__WRITTEN EXERCISE__:
Provide the data again in its entirety, exactly as given.

__DATA EXCERPTS__:
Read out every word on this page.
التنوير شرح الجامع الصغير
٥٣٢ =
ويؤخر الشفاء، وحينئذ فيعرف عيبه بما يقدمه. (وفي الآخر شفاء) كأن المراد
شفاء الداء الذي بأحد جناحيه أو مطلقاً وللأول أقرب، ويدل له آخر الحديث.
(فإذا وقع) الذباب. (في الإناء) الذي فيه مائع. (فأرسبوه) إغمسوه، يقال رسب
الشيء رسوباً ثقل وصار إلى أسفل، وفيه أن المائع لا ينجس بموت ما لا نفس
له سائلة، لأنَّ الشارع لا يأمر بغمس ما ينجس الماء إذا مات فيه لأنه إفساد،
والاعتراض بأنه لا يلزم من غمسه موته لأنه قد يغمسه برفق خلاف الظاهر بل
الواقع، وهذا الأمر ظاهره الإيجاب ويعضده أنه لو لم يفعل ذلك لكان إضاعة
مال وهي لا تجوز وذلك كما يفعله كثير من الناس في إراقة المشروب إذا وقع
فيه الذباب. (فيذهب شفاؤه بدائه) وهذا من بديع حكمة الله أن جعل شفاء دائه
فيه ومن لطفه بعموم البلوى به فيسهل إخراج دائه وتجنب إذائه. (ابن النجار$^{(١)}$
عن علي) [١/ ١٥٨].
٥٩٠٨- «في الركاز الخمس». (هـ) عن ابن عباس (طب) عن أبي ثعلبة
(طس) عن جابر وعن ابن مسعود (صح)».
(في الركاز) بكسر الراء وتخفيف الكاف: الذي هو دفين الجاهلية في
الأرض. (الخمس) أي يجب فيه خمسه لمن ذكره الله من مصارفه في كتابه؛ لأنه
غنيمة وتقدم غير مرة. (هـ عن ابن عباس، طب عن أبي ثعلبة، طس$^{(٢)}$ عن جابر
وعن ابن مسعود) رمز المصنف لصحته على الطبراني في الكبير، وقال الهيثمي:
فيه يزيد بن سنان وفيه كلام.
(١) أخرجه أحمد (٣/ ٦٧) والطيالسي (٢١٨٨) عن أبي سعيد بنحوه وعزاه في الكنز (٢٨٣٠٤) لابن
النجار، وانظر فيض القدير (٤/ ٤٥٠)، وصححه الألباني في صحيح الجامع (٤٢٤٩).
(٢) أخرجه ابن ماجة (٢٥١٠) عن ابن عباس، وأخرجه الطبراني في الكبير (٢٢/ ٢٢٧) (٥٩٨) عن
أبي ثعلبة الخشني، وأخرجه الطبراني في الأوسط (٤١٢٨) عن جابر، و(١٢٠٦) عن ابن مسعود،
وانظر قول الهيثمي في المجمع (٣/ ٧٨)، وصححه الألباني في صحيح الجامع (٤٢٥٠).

__FINAL ANSWER__:
Read out every word on this page.
التنوير شرح الجامع الصغير
٥٣٢ =
ويؤخر الشفاء، وحينئذ فيعرف عيبه بما يقدمه. (وفي الآخر شفاء) كأن المراد
شفاء الداء الذي بأحد جناحيه أو مطلقاً وللأول أقرب، ويدل له آخر الحديث.
(فإذا وقع) الذباب. (في الإناء) الذي فيه مائع. (فأرسبوه) إغمسوه، يقال رسب
الشيء رسوباً ثقل وصار إلى أسفل، وفيه أن المائع لا ينجس بموت ما لا نفس
له سائلة، لأنَّ الشارع لا يأمر بغمس ما ينجس الماء إذا مات فيه لأنه إفساد،
والاعتراض بأنه لا يلزم من غمسه موته لأنه قد يغمسه برفق خلاف الظاهر بل
الواقع، وهذا الأمر ظاهره الإيجاب ويعضده أنه لو لم يفعل ذلك لكان إضاعة
مال وهي لا تجوز وذلك كما يفعله كثير من الناس في إراقة المشروب إذا وقع
فيه الذباب. (فيذهب شفاؤه بدائه) وهذا من بديع حكمة الله أن جعل شفاء دائه
فيه ومن لطفه بعموم البلوى به فيسهل إخراج دائه وتجنب إذائه. (ابن النجار$^{(١)}$
عن علي) [١/ ١٥٨].
٥٩٠٨- «في الركاز الخمس». (هـ) عن ابن عباس (طب) عن أبي ثعلبة
(طس) عن جابر وعن ابن مسعود (صح)».
(في الركاز) بكسر الراء وتخفيف الكاف: الذي هو دفين الجاهلية في
الأرض. (الخمس) أي يجب فيه خمسه لمن ذكره الله من مصارفه في كتابه؛ لأنه
غنيمة وتقدم غير مرة. (هـ عن ابن عباس، طب عن أبي ثعلبة، طس$^{(٢)}$ عن جابر
وعن ابن مسعود) رمز المصنف لصحته على الطبراني في الكبير، وقال الهيثمي:
فيه يزيد بن سنان وفيه كلام.
(١) أخرجه أحمد (٣/ ٦٧) والطيالسي (٢١٨٨) عن أبي سعيد بنحوه وعزاه في الكنز (٢٨٣٠٤) لابن
النجار، وانظر فيض القدير (٤/ ٤٥٠)، وصححه الألباني في صحيح الجامع (٤٢٤٩).
(٢) أخرجه ابن ماجة (٢٥١٠) عن ابن عباس، وأخرجه الطبراني في الكبير (٢٢/ ٢٢٧) (٥٩٨) عن
أبي ثعلبة الخشني، وأخرجه الطبراني في الأوسط (٤١٢٨) عن جابر، و(١٢٠٦) عن ابن مسعود،
وانظر قول الهيثمي في المجمع (٣/ ٧٨)، وصححه الألباني في صحيح الجامع (٤٢٥٠).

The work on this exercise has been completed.